This past week was the worst for US stocks in two years and the pain was felt all over the globe.
$765 billion in market cap was wiped out of the global stock market since Monday as the MSCI All-Country World Index dropped by 2.4 percent.
US stocks fared a bit worse, with a drop of 2.7 percent this past week. Your scoreboard is below (data via Dow Jones):
As you can see, no one and nothing was spared this week, while volatility – which many were beginning to talk about as though it were extinct – leapt 34 percent. Small caps, the Dow Jones Industrial Average and the bank sector are all negative on the year.
I’ve seen worse as have you, if you’ve been around for awhile. During the first week of August 2011 – exactly three years ago – global stocks lost a combined $2.7 trillion in value. By the second week of August, they had lost a total of $4 trillion in value – with US stocks posting back-to-back weekly market capitalization losses of $850 billion and $710 billion.

**Data provided**:
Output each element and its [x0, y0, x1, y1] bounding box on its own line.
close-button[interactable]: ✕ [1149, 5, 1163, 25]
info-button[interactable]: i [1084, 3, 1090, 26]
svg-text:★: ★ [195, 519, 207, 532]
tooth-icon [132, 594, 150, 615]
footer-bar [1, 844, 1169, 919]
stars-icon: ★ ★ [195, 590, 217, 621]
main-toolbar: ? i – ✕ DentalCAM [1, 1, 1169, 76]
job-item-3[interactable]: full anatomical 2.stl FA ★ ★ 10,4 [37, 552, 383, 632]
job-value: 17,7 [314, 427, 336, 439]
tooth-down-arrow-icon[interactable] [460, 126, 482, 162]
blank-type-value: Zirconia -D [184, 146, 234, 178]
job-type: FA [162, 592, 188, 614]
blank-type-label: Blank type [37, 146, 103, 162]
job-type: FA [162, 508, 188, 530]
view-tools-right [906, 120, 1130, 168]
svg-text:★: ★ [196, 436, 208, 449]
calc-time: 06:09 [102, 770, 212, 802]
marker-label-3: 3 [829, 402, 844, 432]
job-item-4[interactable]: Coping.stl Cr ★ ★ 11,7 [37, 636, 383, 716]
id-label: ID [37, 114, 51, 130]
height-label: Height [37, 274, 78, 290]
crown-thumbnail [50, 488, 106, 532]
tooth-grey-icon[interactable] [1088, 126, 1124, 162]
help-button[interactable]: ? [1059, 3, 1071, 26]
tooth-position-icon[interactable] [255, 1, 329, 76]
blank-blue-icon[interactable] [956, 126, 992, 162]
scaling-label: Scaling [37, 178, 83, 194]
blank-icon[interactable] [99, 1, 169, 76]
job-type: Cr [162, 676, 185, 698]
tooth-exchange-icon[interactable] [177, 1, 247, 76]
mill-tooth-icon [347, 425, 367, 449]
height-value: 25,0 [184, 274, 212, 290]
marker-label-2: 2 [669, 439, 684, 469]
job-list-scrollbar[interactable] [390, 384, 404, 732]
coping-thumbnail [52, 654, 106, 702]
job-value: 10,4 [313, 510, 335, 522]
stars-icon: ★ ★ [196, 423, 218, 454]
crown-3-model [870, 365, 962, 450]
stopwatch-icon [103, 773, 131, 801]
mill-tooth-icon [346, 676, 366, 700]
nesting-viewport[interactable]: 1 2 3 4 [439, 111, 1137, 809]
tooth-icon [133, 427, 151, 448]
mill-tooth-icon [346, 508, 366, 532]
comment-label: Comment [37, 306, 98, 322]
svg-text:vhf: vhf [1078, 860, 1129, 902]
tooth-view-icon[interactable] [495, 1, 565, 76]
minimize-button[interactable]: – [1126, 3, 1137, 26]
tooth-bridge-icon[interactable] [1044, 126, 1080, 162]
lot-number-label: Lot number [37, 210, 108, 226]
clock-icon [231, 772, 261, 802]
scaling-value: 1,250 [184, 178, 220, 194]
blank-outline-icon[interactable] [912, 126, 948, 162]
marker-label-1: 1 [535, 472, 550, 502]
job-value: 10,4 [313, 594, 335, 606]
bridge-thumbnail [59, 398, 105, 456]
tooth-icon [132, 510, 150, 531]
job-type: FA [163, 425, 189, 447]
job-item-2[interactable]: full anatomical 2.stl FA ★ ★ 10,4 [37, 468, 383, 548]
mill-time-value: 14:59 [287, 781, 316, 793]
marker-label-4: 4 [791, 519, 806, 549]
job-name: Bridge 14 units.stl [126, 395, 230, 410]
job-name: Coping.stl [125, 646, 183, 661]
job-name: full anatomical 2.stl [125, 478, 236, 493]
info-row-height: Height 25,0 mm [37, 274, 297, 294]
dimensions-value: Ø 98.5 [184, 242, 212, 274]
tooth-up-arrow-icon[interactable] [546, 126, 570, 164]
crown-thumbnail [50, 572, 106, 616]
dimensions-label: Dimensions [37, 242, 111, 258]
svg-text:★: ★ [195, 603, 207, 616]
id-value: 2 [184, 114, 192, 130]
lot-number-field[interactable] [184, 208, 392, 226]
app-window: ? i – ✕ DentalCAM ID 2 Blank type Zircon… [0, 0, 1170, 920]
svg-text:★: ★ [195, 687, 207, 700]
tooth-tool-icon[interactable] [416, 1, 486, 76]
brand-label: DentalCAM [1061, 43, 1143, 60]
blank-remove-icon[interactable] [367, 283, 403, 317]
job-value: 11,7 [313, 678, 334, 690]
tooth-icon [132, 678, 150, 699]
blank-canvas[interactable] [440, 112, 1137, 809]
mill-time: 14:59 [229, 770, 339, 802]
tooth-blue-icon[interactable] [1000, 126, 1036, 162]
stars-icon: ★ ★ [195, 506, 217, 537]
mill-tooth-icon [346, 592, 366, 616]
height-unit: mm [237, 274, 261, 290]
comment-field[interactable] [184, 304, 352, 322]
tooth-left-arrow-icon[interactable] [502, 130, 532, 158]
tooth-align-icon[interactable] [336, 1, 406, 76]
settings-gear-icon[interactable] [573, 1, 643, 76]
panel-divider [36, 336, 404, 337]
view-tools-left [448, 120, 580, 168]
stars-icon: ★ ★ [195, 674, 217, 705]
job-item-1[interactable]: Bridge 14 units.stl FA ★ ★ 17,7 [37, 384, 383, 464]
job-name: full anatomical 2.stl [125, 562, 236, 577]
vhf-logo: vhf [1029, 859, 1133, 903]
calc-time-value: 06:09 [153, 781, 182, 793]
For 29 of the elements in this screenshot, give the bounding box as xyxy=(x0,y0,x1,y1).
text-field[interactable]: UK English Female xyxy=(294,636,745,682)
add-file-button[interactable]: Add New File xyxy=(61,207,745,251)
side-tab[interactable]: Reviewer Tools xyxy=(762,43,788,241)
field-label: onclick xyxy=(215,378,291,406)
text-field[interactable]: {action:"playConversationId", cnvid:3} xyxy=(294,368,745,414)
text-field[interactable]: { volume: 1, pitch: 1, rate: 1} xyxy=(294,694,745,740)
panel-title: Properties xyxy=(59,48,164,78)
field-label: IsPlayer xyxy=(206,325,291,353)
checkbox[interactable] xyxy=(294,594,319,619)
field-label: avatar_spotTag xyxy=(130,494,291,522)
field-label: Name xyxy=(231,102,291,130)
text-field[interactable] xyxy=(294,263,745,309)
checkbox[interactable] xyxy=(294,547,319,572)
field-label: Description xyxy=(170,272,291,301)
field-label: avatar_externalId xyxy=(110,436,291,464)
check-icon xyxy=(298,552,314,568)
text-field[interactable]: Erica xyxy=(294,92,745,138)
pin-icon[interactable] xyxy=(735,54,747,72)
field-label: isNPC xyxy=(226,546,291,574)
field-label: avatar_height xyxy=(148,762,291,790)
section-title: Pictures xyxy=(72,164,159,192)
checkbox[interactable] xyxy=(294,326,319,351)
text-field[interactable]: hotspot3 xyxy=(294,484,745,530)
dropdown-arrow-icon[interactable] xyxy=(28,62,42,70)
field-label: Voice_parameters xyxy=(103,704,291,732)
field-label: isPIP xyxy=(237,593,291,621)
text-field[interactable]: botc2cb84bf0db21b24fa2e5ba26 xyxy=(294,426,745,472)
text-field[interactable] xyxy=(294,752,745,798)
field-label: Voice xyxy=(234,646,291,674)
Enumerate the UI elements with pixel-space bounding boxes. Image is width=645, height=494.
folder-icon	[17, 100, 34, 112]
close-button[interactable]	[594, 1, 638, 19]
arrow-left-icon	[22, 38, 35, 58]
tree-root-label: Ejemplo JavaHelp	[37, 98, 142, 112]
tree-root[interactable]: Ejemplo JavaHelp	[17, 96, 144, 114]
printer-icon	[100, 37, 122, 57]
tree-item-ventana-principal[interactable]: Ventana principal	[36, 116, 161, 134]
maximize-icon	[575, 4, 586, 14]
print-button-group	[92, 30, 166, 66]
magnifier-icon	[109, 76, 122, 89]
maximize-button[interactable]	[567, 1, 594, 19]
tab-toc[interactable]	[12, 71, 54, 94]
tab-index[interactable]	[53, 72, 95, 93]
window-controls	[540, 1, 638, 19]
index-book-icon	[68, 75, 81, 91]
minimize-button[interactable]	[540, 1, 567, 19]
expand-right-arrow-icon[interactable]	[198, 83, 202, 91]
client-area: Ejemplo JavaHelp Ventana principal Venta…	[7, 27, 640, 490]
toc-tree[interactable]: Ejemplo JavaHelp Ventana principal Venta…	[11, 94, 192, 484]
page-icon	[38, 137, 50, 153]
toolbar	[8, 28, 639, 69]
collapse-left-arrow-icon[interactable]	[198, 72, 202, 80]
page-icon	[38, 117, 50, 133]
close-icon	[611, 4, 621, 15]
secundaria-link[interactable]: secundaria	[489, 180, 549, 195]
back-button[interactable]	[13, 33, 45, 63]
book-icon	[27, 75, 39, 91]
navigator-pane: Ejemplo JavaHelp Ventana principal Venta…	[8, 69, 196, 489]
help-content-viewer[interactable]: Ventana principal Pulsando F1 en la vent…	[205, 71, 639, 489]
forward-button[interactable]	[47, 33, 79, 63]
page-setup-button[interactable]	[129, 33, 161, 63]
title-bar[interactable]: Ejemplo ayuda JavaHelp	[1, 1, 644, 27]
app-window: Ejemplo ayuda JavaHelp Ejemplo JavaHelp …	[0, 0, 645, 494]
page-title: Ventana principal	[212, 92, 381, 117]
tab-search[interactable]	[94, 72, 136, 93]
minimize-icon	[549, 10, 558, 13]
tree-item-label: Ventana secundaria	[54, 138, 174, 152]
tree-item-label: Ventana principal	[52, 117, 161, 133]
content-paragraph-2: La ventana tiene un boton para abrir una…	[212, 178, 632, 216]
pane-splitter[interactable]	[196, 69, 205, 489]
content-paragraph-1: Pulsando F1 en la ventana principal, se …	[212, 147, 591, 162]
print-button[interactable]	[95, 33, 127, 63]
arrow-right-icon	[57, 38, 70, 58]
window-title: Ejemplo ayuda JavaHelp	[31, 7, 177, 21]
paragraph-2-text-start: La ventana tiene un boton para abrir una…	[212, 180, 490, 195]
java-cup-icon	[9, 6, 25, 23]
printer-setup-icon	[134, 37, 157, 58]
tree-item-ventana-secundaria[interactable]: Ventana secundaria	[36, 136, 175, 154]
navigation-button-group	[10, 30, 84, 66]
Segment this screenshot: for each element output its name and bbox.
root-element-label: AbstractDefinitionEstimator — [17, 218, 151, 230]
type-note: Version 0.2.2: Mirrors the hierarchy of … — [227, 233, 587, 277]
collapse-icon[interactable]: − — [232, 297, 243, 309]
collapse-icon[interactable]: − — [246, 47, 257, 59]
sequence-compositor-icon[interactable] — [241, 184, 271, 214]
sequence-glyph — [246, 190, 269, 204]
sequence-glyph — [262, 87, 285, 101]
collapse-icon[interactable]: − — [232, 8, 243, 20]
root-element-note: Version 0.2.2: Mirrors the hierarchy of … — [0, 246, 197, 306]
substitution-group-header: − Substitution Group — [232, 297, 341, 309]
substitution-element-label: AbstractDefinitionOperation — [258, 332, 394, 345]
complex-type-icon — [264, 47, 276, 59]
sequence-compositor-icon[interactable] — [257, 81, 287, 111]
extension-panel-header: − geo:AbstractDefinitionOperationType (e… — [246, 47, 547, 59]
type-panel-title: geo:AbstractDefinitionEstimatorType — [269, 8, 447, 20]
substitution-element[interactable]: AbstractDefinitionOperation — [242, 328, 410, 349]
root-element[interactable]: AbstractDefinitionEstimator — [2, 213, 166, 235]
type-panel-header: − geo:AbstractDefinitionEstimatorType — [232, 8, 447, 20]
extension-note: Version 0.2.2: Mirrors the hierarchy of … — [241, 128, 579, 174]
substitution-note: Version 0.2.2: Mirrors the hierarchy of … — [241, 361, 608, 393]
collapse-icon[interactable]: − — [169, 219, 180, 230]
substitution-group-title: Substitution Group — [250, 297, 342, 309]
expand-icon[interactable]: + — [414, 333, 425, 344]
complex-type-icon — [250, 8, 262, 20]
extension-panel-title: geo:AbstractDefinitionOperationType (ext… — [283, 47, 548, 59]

**Short task 1**: In the stock market recap, how much market capitalization was wiped out of the global stock market since Monday?
**Short task 2**: Pick up the stock market recap after its last sentence and carry it forward.

**Expected answer 1**: $765 billion.

**Expected answer 2**:
Back then, we were plagued by Congressional brinksmanship over the debt ceiling and a European debt crisis that threatened to torpedo the entire global economy. Now we’re facing the normalization of interest rates sometime in the year ahead, some Middle Eastern violence (which, let’s be honest, is a constant throughout human history) and renewed economic weakness on the European continent – which explains the market-leading losses for the bank sector.
It’s always something. There’s always a reason to sell. It’s just that sometimes we pay more attention.
We’re paying attention now.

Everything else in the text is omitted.